Saved entries:
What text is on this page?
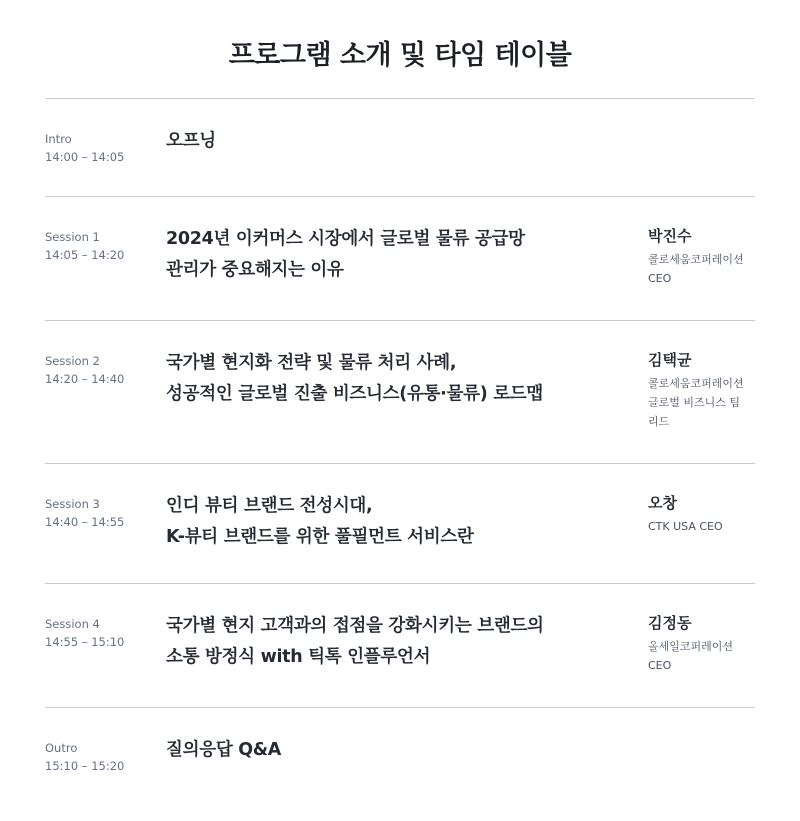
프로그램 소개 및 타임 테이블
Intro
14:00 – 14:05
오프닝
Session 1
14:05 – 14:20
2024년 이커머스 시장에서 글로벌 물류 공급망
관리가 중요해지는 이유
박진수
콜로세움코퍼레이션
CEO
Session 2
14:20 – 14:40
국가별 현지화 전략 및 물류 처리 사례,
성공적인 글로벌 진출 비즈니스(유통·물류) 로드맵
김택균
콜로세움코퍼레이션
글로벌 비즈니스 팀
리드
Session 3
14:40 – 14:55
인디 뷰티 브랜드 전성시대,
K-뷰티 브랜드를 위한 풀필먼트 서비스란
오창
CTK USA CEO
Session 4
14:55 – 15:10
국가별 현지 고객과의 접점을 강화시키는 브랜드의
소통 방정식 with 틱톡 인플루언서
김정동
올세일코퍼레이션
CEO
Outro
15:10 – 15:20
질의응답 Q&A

**Directions**
Images do not belong in the copy; reproduce all other parts of the records above verbatim.

**Expected answer**
What text is on this page?
프로그램 소개 및 타임 테이블
Intro
14:00 – 14:05
오프닝
Session 1
14:05 – 14:20
2024년 이커머스 시장에서 글로벌 물류 공급망
관리가 중요해지는 이유
박진수
콜로세움코퍼레이션
CEO
Session 2
14:20 – 14:40
국가별 현지화 전략 및 물류 처리 사례,
성공적인 글로벌 진출 비즈니스(유통·물류) 로드맵
김택균
콜로세움코퍼레이션
글로벌 비즈니스 팀
리드
Session 3
14:40 – 14:55
인디 뷰티 브랜드 전성시대,
K-뷰티 브랜드를 위한 풀필먼트 서비스란
오창
CTK USA CEO
Session 4
14:55 – 15:10
국가별 현지 고객과의 접점을 강화시키는 브랜드의
소통 방정식 with 틱톡 인플루언서
김정동
올세일코퍼레이션
CEO
Outro
15:10 – 15:20
질의응답 Q&A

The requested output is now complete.